── Data entries

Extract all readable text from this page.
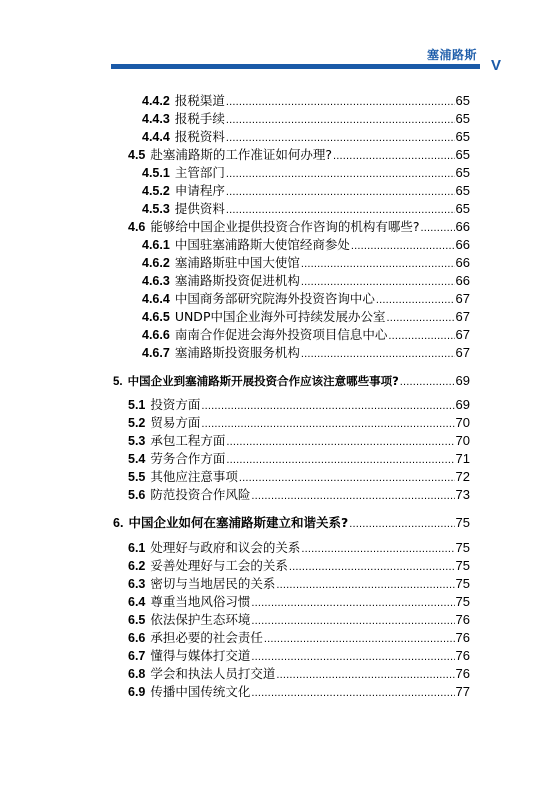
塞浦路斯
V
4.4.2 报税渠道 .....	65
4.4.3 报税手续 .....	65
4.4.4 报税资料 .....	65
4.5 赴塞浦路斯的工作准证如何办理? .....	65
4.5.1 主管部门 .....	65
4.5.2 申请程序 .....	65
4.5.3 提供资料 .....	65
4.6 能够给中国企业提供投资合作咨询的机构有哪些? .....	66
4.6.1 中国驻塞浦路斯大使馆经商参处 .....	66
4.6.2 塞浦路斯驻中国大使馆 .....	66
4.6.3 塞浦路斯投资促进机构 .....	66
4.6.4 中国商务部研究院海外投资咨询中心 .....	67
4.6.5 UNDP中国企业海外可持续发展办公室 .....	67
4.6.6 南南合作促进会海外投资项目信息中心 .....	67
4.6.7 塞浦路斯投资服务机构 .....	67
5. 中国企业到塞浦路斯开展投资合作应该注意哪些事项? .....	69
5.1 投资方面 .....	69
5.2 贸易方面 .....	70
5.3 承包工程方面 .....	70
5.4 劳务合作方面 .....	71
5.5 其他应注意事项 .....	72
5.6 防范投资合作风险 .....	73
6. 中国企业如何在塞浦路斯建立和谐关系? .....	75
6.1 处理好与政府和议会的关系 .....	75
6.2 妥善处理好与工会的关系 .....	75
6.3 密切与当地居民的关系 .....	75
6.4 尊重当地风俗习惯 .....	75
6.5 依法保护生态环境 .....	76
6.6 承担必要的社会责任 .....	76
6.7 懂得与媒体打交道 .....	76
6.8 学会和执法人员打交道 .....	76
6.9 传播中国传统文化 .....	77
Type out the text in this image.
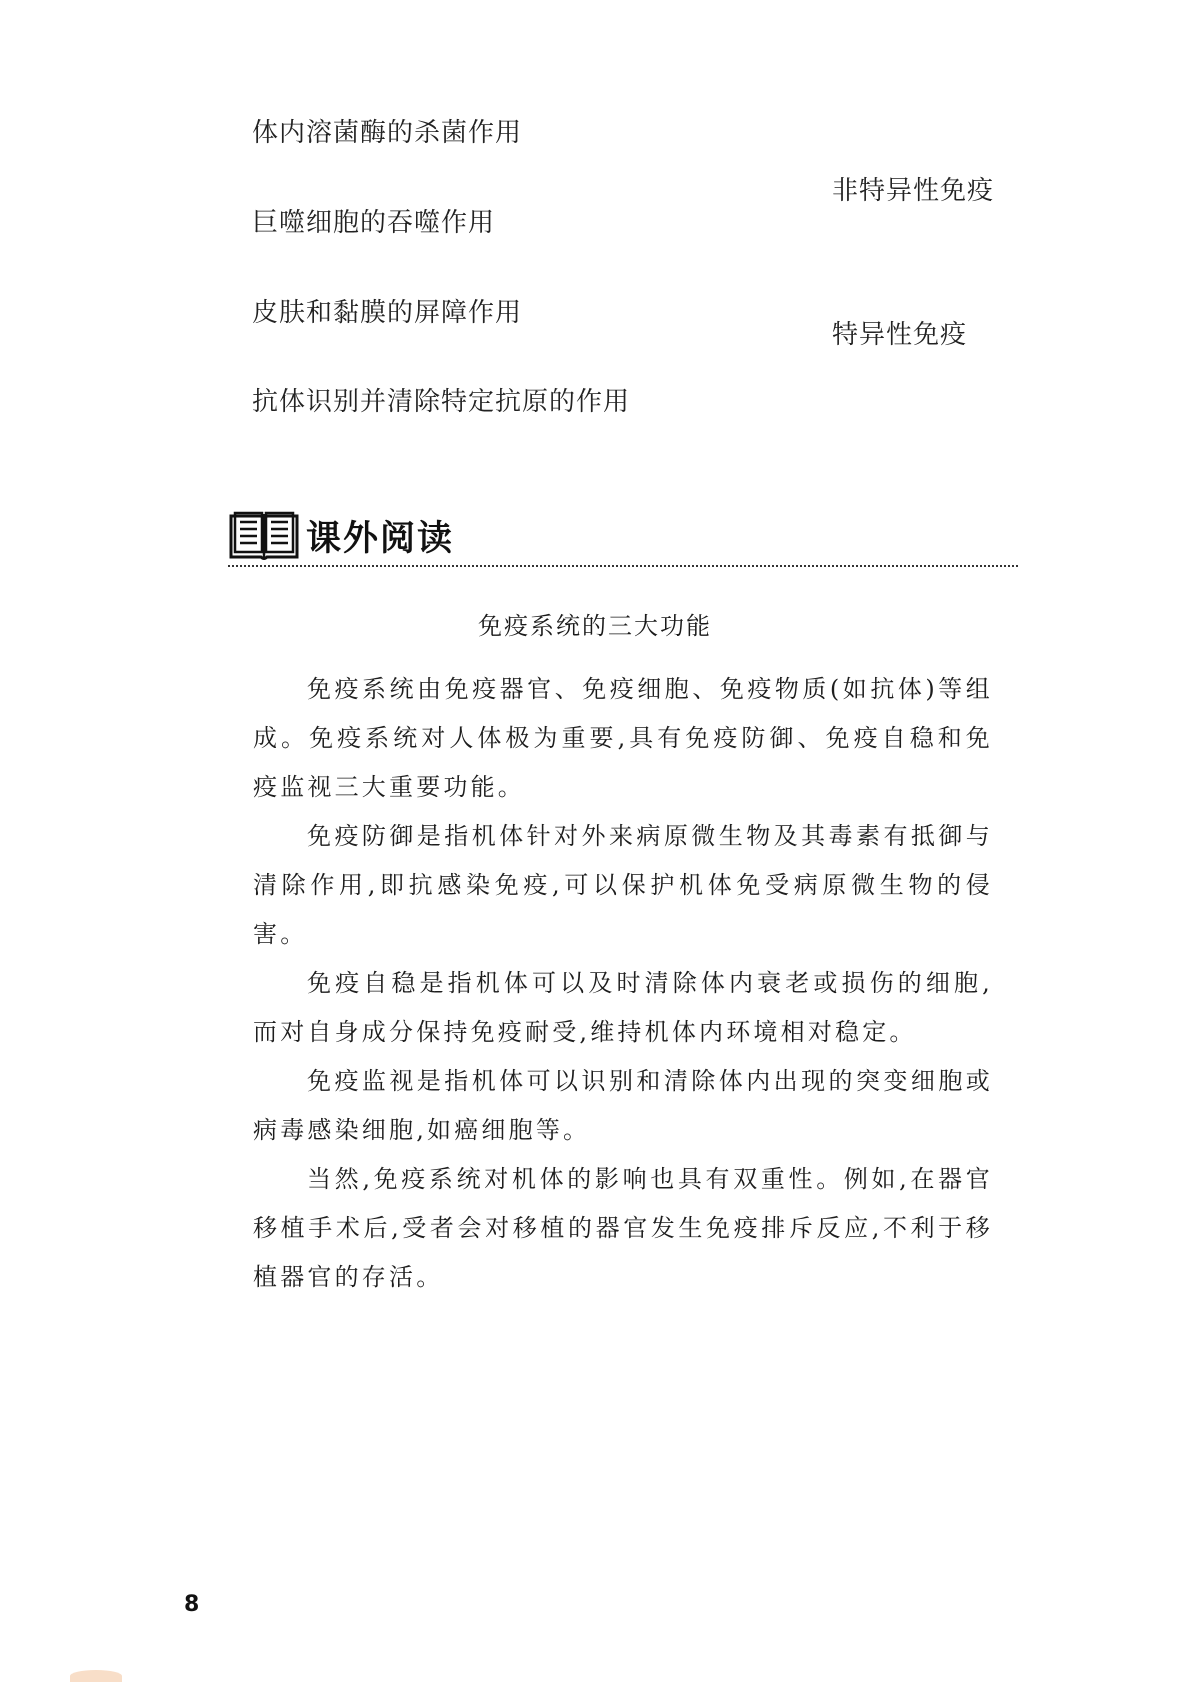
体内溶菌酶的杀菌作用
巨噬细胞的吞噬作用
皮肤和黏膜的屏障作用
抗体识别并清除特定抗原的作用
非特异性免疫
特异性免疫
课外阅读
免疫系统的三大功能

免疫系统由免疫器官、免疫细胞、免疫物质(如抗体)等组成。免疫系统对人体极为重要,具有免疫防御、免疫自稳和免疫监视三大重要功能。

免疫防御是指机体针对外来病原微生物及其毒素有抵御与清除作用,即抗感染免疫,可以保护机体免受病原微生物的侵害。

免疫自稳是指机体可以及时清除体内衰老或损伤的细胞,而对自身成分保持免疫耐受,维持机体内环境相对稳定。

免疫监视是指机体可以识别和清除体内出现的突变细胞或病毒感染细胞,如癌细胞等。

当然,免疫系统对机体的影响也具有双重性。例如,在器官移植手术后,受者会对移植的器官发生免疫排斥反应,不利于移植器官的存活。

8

────

Restate every record exactly, please; do not copy the pictures.

• [Task output]
Extract all readable text from this page.
塞浦路斯
V
4.4.2 报税渠道 .....	65
4.4.3 报税手续 .....	65
4.4.4 报税资料 .....	65
4.5 赴塞浦路斯的工作准证如何办理? .....	65
4.5.1 主管部门 .....	65
4.5.2 申请程序 .....	65
4.5.3 提供资料 .....	65
4.6 能够给中国企业提供投资合作咨询的机构有哪些? .....	66
4.6.1 中国驻塞浦路斯大使馆经商参处 .....	66
4.6.2 塞浦路斯驻中国大使馆 .....	66
4.6.3 塞浦路斯投资促进机构 .....	66
4.6.4 中国商务部研究院海外投资咨询中心 .....	67
4.6.5 UNDP中国企业海外可持续发展办公室 .....	67
4.6.6 南南合作促进会海外投资项目信息中心 .....	67
4.6.7 塞浦路斯投资服务机构 .....	67
5. 中国企业到塞浦路斯开展投资合作应该注意哪些事项? .....	69
5.1 投资方面 .....	69
5.2 贸易方面 .....	70
5.3 承包工程方面 .....	70
5.4 劳务合作方面 .....	71
5.5 其他应注意事项 .....	72
5.6 防范投资合作风险 .....	73
6. 中国企业如何在塞浦路斯建立和谐关系? .....	75
6.1 处理好与政府和议会的关系 .....	75
6.2 妥善处理好与工会的关系 .....	75
6.3 密切与当地居民的关系 .....	75
6.4 尊重当地风俗习惯 .....	75
6.5 依法保护生态环境 .....	76
6.6 承担必要的社会责任 .....	76
6.7 懂得与媒体打交道 .....	76
6.8 学会和执法人员打交道 .....	76
6.9 传播中国传统文化 .....	77
Type out the text in this image.
体内溶菌酶的杀菌作用
巨噬细胞的吞噬作用
皮肤和黏膜的屏障作用
抗体识别并清除特定抗原的作用
非特异性免疫
特异性免疫
课外阅读
免疫系统的三大功能

免疫系统由免疫器官、免疫细胞、免疫物质(如抗体)等组成。免疫系统对人体极为重要,具有免疫防御、免疫自稳和免疫监视三大重要功能。

免疫防御是指机体针对外来病原微生物及其毒素有抵御与清除作用,即抗感染免疫,可以保护机体免受病原微生物的侵害。

免疫自稳是指机体可以及时清除体内衰老或损伤的细胞,而对自身成分保持免疫耐受,维持机体内环境相对稳定。

免疫监视是指机体可以识别和清除体内出现的突变细胞或病毒感染细胞,如癌细胞等。

当然,免疫系统对机体的影响也具有双重性。例如,在器官移植手术后,受者会对移植的器官发生免疫排斥反应,不利于移植器官的存活。

8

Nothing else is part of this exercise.